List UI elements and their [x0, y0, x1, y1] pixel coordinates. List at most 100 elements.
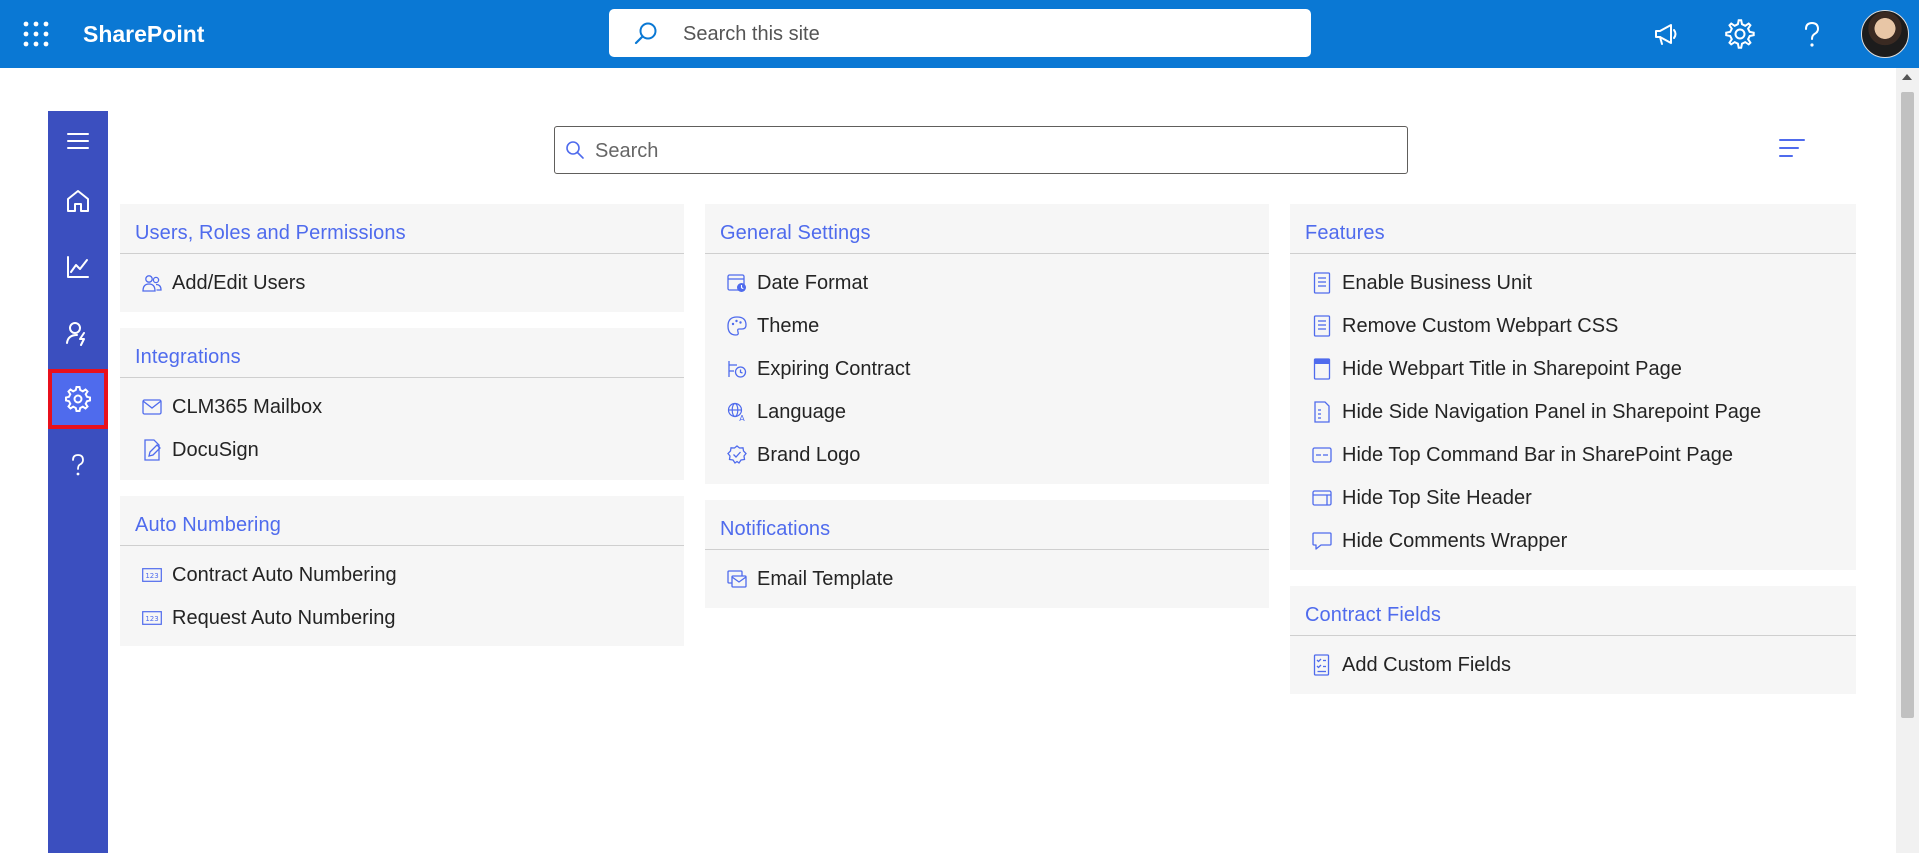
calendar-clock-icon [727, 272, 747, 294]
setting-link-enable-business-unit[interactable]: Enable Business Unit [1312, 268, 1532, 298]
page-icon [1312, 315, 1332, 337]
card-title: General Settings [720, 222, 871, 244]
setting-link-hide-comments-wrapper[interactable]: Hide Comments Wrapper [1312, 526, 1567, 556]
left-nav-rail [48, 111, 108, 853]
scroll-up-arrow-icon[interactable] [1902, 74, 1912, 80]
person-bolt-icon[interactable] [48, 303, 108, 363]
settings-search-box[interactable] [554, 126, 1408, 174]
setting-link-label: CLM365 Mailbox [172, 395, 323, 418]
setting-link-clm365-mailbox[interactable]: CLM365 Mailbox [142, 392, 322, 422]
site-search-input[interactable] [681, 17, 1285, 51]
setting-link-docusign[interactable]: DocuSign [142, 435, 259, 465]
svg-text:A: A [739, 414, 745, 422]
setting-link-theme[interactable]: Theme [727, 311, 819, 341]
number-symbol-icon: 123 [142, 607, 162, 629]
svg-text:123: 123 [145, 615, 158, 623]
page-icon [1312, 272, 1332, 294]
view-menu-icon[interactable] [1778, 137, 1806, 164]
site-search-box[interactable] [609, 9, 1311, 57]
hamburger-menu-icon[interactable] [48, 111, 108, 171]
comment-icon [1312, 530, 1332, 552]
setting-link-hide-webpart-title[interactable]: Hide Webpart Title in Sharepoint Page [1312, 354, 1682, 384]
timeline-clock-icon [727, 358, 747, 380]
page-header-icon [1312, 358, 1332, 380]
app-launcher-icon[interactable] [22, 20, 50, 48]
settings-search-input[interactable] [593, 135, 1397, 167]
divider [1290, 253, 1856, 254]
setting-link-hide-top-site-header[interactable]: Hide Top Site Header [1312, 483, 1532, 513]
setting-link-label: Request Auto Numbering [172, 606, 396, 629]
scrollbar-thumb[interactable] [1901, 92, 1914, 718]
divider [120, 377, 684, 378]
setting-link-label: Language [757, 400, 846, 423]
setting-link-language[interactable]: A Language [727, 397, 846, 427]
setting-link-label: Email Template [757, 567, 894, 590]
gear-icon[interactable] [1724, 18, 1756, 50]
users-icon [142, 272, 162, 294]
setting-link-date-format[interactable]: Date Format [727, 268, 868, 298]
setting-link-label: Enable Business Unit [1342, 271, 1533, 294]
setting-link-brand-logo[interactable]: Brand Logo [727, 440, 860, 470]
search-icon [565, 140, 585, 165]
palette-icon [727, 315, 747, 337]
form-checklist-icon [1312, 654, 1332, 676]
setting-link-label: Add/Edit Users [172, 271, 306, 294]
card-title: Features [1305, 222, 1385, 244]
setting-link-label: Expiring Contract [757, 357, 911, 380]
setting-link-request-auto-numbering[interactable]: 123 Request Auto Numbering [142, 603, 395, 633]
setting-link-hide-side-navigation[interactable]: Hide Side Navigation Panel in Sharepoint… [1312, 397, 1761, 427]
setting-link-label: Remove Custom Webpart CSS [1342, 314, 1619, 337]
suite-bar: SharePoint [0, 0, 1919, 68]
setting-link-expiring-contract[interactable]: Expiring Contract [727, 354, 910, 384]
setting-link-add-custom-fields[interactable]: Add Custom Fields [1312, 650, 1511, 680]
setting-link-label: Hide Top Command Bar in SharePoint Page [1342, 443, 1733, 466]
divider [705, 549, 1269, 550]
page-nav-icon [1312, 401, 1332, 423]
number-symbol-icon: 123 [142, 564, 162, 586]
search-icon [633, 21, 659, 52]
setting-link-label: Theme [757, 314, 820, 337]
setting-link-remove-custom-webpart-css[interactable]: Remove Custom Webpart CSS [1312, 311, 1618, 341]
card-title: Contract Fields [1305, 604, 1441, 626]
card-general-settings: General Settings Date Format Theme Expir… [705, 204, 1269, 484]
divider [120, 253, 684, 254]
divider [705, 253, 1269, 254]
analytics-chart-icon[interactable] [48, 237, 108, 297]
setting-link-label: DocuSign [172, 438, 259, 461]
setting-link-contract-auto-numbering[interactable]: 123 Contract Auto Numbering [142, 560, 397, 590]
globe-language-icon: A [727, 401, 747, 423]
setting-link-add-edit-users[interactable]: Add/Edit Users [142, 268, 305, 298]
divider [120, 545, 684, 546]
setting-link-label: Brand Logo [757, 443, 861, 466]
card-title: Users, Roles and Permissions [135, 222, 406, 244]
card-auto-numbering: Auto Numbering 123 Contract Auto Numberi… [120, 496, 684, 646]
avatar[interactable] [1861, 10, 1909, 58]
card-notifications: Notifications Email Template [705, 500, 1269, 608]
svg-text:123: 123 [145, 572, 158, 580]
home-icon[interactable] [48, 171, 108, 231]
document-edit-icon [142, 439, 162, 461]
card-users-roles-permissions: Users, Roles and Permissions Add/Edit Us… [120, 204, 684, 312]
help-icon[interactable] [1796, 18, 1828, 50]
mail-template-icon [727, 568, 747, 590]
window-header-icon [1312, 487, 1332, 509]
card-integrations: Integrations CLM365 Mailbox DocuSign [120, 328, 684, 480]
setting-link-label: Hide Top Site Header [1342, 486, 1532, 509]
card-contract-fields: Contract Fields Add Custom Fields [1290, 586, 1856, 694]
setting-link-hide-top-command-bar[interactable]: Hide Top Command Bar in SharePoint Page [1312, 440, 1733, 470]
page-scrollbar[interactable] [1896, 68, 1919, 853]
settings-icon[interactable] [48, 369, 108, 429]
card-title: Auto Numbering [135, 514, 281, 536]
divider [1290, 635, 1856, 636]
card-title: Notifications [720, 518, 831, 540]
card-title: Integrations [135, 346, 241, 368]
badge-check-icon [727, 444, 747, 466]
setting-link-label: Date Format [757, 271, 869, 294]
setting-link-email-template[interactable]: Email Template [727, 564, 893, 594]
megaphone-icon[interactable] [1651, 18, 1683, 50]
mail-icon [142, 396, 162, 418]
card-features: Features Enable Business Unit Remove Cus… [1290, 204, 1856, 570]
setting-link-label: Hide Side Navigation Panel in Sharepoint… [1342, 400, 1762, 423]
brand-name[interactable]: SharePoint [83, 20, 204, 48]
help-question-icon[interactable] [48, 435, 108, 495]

# # # # #

Task statement: Reproduce every line of the records above word for word, omitting the pictures.

Problem solution:
List UI elements and their [x0, y0, x1, y1] pixel coordinates. List at most 100 elements.
calendar-clock-icon [727, 272, 747, 294]
setting-link-enable-business-unit[interactable]: Enable Business Unit [1312, 268, 1532, 298]
page-icon [1312, 315, 1332, 337]
card-title: General Settings [720, 222, 871, 244]
setting-link-hide-comments-wrapper[interactable]: Hide Comments Wrapper [1312, 526, 1567, 556]
left-nav-rail [48, 111, 108, 853]
scroll-up-arrow-icon[interactable] [1902, 74, 1912, 80]
person-bolt-icon[interactable] [48, 303, 108, 363]
settings-search-box[interactable] [554, 126, 1408, 174]
setting-link-label: CLM365 Mailbox [172, 395, 323, 418]
setting-link-clm365-mailbox[interactable]: CLM365 Mailbox [142, 392, 322, 422]
site-search-input[interactable] [681, 17, 1285, 51]
setting-link-docusign[interactable]: DocuSign [142, 435, 259, 465]
svg-text:A: A [739, 414, 745, 422]
setting-link-theme[interactable]: Theme [727, 311, 819, 341]
number-symbol-icon: 123 [142, 607, 162, 629]
svg-text:123: 123 [145, 615, 158, 623]
page-icon [1312, 272, 1332, 294]
view-menu-icon[interactable] [1778, 137, 1806, 164]
site-search-box[interactable] [609, 9, 1311, 57]
hamburger-menu-icon[interactable] [48, 111, 108, 171]
comment-icon [1312, 530, 1332, 552]
setting-link-hide-webpart-title[interactable]: Hide Webpart Title in Sharepoint Page [1312, 354, 1682, 384]
timeline-clock-icon [727, 358, 747, 380]
page-header-icon [1312, 358, 1332, 380]
app-launcher-icon[interactable] [22, 20, 50, 48]
settings-search-input[interactable] [593, 135, 1397, 167]
divider [1290, 253, 1856, 254]
setting-link-hide-top-site-header[interactable]: Hide Top Site Header [1312, 483, 1532, 513]
setting-link-label: Request Auto Numbering [172, 606, 396, 629]
scrollbar-thumb[interactable] [1901, 92, 1914, 718]
divider [120, 377, 684, 378]
setting-link-label: Language [757, 400, 846, 423]
setting-link-language[interactable]: A Language [727, 397, 846, 427]
setting-link-label: Email Template [757, 567, 894, 590]
gear-icon[interactable] [1724, 18, 1756, 50]
users-icon [142, 272, 162, 294]
setting-link-date-format[interactable]: Date Format [727, 268, 868, 298]
setting-link-label: Enable Business Unit [1342, 271, 1533, 294]
setting-link-brand-logo[interactable]: Brand Logo [727, 440, 860, 470]
search-icon [565, 140, 585, 165]
palette-icon [727, 315, 747, 337]
form-checklist-icon [1312, 654, 1332, 676]
setting-link-label: Add/Edit Users [172, 271, 306, 294]
card-title: Features [1305, 222, 1385, 244]
setting-link-label: Expiring Contract [757, 357, 911, 380]
setting-link-request-auto-numbering[interactable]: 123 Request Auto Numbering [142, 603, 395, 633]
setting-link-hide-side-navigation[interactable]: Hide Side Navigation Panel in Sharepoint… [1312, 397, 1761, 427]
setting-link-label: Remove Custom Webpart CSS [1342, 314, 1619, 337]
suite-bar: SharePoint [0, 0, 1919, 68]
setting-link-expiring-contract[interactable]: Expiring Contract [727, 354, 910, 384]
setting-link-add-custom-fields[interactable]: Add Custom Fields [1312, 650, 1511, 680]
setting-link-label: Hide Top Command Bar in SharePoint Page [1342, 443, 1733, 466]
divider [705, 549, 1269, 550]
page-nav-icon [1312, 401, 1332, 423]
number-symbol-icon: 123 [142, 564, 162, 586]
search-icon [633, 21, 659, 52]
setting-link-label: Theme [757, 314, 820, 337]
setting-link-remove-custom-webpart-css[interactable]: Remove Custom Webpart CSS [1312, 311, 1618, 341]
card-title: Contract Fields [1305, 604, 1441, 626]
card-general-settings: General Settings Date Format Theme Expir… [705, 204, 1269, 484]
divider [120, 253, 684, 254]
divider [705, 253, 1269, 254]
analytics-chart-icon[interactable] [48, 237, 108, 297]
setting-link-label: DocuSign [172, 438, 259, 461]
setting-link-contract-auto-numbering[interactable]: 123 Contract Auto Numbering [142, 560, 397, 590]
globe-language-icon: A [727, 401, 747, 423]
setting-link-add-edit-users[interactable]: Add/Edit Users [142, 268, 305, 298]
divider [120, 545, 684, 546]
setting-link-label: Brand Logo [757, 443, 861, 466]
card-title: Users, Roles and Permissions [135, 222, 406, 244]
card-auto-numbering: Auto Numbering 123 Contract Auto Numberi… [120, 496, 684, 646]
avatar[interactable] [1861, 10, 1909, 58]
card-notifications: Notifications Email Template [705, 500, 1269, 608]
svg-text:123: 123 [145, 572, 158, 580]
home-icon[interactable] [48, 171, 108, 231]
document-edit-icon [142, 439, 162, 461]
card-users-roles-permissions: Users, Roles and Permissions Add/Edit Us… [120, 204, 684, 312]
help-icon[interactable] [1796, 18, 1828, 50]
mail-template-icon [727, 568, 747, 590]
window-header-icon [1312, 487, 1332, 509]
card-integrations: Integrations CLM365 Mailbox DocuSign [120, 328, 684, 480]
setting-link-label: Hide Top Site Header [1342, 486, 1532, 509]
card-contract-fields: Contract Fields Add Custom Fields [1290, 586, 1856, 694]
setting-link-hide-top-command-bar[interactable]: Hide Top Command Bar in SharePoint Page [1312, 440, 1733, 470]
page-scrollbar[interactable] [1896, 68, 1919, 853]
settings-icon[interactable] [48, 369, 108, 429]
card-title: Auto Numbering [135, 514, 281, 536]
divider [1290, 635, 1856, 636]
card-title: Notifications [720, 518, 831, 540]
card-title: Integrations [135, 346, 241, 368]
badge-check-icon [727, 444, 747, 466]
setting-link-label: Date Format [757, 271, 869, 294]
setting-link-email-template[interactable]: Email Template [727, 564, 893, 594]
megaphone-icon[interactable] [1651, 18, 1683, 50]
mail-icon [142, 396, 162, 418]
card-features: Features Enable Business Unit Remove Cus… [1290, 204, 1856, 570]
setting-link-label: Hide Side Navigation Panel in Sharepoint… [1342, 400, 1762, 423]
brand-name[interactable]: SharePoint [83, 20, 204, 48]
help-question-icon[interactable] [48, 435, 108, 495]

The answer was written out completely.